On Fri, Sep 1, 2017 at 6:09 AM, Mike Galbraith <efault@gmx.de> wrote:
> On Fri, 2017-09-01 at 08:57 +0200, Mike Galbraith wrote:
>> On Thu, 2017-08-31 at 11:45 -0700, Kees Cook wrote:
>> > On Thu, Aug 31, 2017 at 10:19 AM, Mike Galbraith <efault@gmx.de> wrote:
>> > > On Thu, 2017-08-31 at 10:00 -0700, Kees Cook wrote:
>> > >>
>> > >> Oh! So it's gcc-version sensitive? That's alarming. Is this mapping correct:
>> > >>
>> > >> 4.8.5: WARN, eventual kernel hang
>> > >> 6.3.1, 7.0.1: WARN, but continues working
>> > >
>> > > Yeah, that's correct.  I find that troubling, simply because this gcc
>> > > version has been through one hell of a lot of kernels with me.  Yeah, I
>> > > know, that doesn't exempt it from having bugs, but color me suspicious.
>> >
>> > I still can't hit this with a 4.8.5 build. :(
>> >
>> > With _RATELIMIT removed, this should, in theory, report whatever goes
>> > negative first...
>>
>> I applied the other patch you posted, and built with gcc-6.3.1 to
>> remove the gcc-4.8.5 aspect.  Look below the resulting splat.
>
> Grr, that one has a in6_dev_getx() line missing for the first
> increment, where things go pear shaped.
>
> With that added, looking at counter both before, and after incl, with a
> trace_printk() in the exception handler showing it doing its saturate
> thing, irqs disabled across the whole damn refcount_inc(), and even
> booting box nr_cpus=1 for extra credit...
>
> HTH can that first refcount_inc() get there?
>
> # tracer: nop
> #
> #                              _-----=> irqs-off
> #                             / _----=> need-resched
> #                            | / _---=> hardirq/softirq
> #                            || / _--=> preempt-depth
> #                            ||| /     delay
> #           TASK-PID   CPU#  ||||    TIMESTAMP  FUNCTION
> #              | |       |   ||||       |         |
>          systemd-1     [000] d..1     1.937284: in6_dev_getx: PRE refs.counter:3
>          systemd-1     [000] d..1     1.937295: ex_handler_refcount: *(int *)regs->cx = -1073741824
>          systemd-1     [000] d..1     1.937296: in6_dev_getx: POST refs.counter:-1073741824

O_o

Can you paste the disassembly of in6_dev_getx? I can't understand how
we're landing in the exception handler.

» **PROVIDED MATERIAL**
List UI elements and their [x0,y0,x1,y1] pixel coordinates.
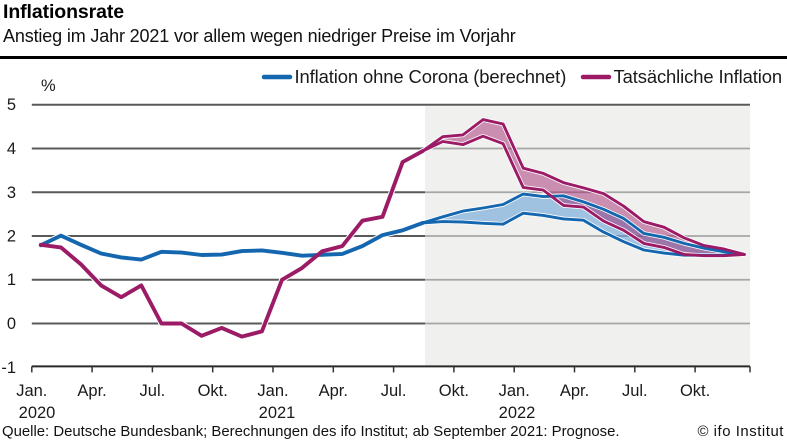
svg-text:Jul.: Jul. [381,382,407,400]
svg-text:Inflation ohne Corona (berechn: Inflation ohne Corona (berechnet) [295,66,567,87]
svg-text:5: 5 [7,96,16,114]
svg-text:Jan.: Jan. [257,382,288,400]
svg-text:Okt.: Okt. [439,382,469,400]
svg-text:%: % [41,77,56,95]
svg-text:Apr.: Apr. [560,382,589,400]
svg-text:Okt.: Okt. [680,382,710,400]
svg-text:3: 3 [7,184,16,202]
svg-text:0: 0 [7,315,16,333]
svg-text:-1: -1 [1,359,16,377]
svg-text:4: 4 [7,140,16,158]
svg-text:Jul.: Jul. [140,382,166,400]
svg-text:1: 1 [7,271,16,289]
svg-text:Tatsächliche Inflation: Tatsächliche Inflation [614,66,783,87]
svg-text:Jan.: Jan. [499,382,530,400]
svg-text:2022: 2022 [499,404,536,422]
svg-text:2: 2 [7,228,16,246]
svg-text:Jul.: Jul. [622,382,648,400]
svg-text:Okt.: Okt. [198,382,228,400]
svg-text:2021: 2021 [259,404,296,422]
svg-text:Apr.: Apr. [319,382,348,400]
svg-text:2020: 2020 [19,404,56,422]
svg-text:Jan.: Jan. [16,382,47,400]
svg-text:Apr.: Apr. [77,382,106,400]
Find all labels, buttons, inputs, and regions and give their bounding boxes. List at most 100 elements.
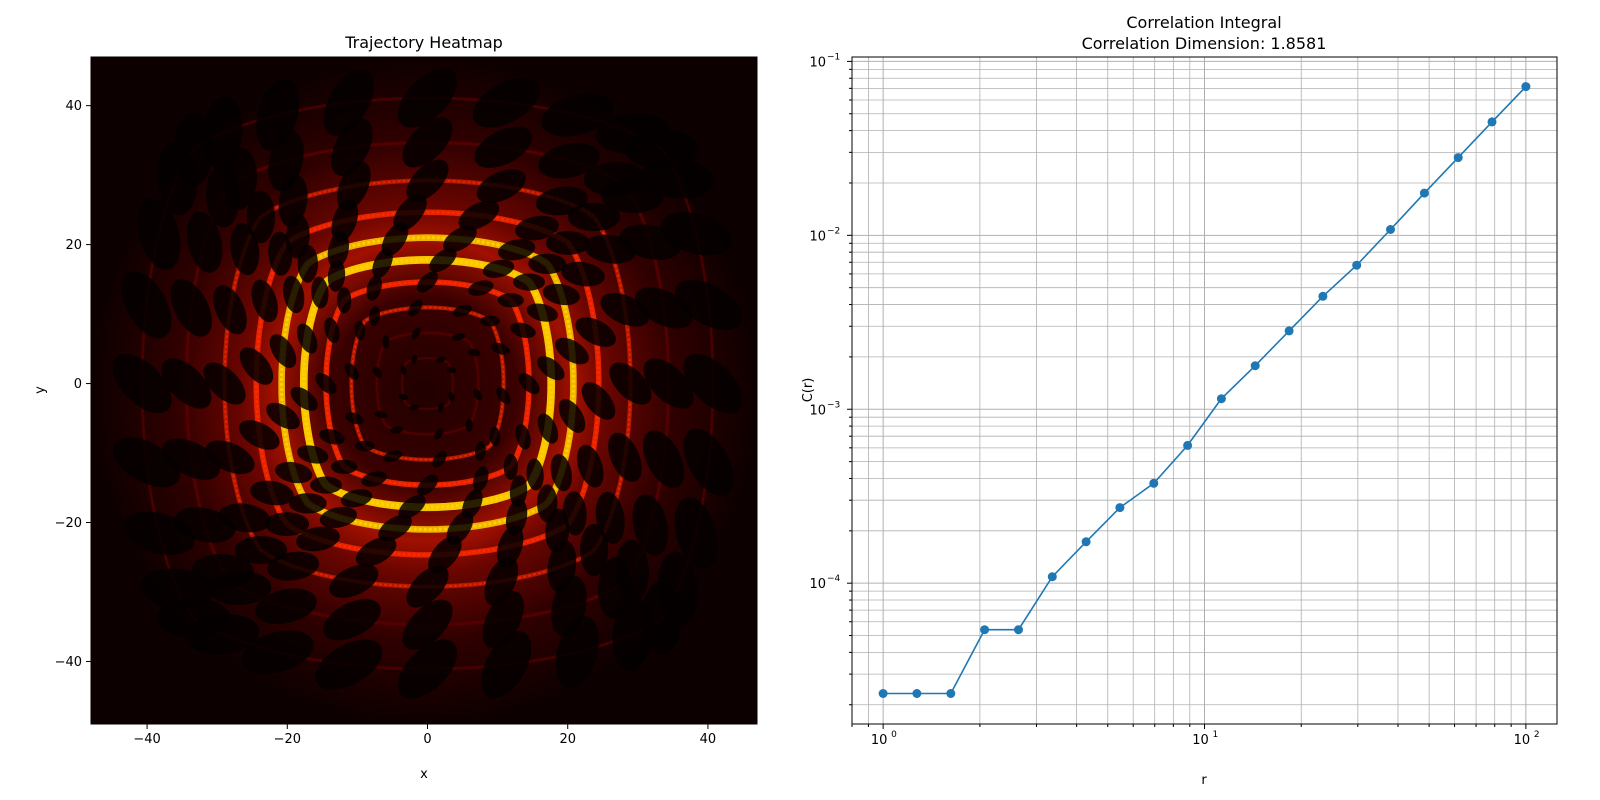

» **SET PROBLEM 1**
From the refcount thread, write out everything from "On Fri, Sep" down to "color me suspicious.".
» **SET PROBLEM 2**
In the refcount thread, which gcc version is listed as producing a WARN and an eventual kernel hang?

» **COMPLETE OUTPUT 1**
On Fri, Sep 1, 2017 at 6:09 AM, Mike Galbraith <efault@gmx.de> wrote:
> On Fri, 2017-09-01 at 08:57 +0200, Mike Galbraith wrote:
>> On Thu, 2017-08-31 at 11:45 -0700, Kees Cook wrote:
>> > On Thu, Aug 31, 2017 at 10:19 AM, Mike Galbraith <efault@gmx.de> wrote:
>> > > On Thu, 2017-08-31 at 10:00 -0700, Kees Cook wrote:
>> > >>
>> > >> Oh! So it's gcc-version sensitive? That's alarming. Is this mapping correct:
>> > >>
>> > >> 4.8.5: WARN, eventual kernel hang
>> > >> 6.3.1, 7.0.1: WARN, but continues working
>> > >
>> > > Yeah, that's correct.  I find that troubling, simply because this gcc
>> > > version has been through one hell of a lot of kernels with me.  Yeah, I
>> > > know, that doesn't exempt it from having bugs, but color me suspicious.

» **COMPLETE OUTPUT 2**
4.8.5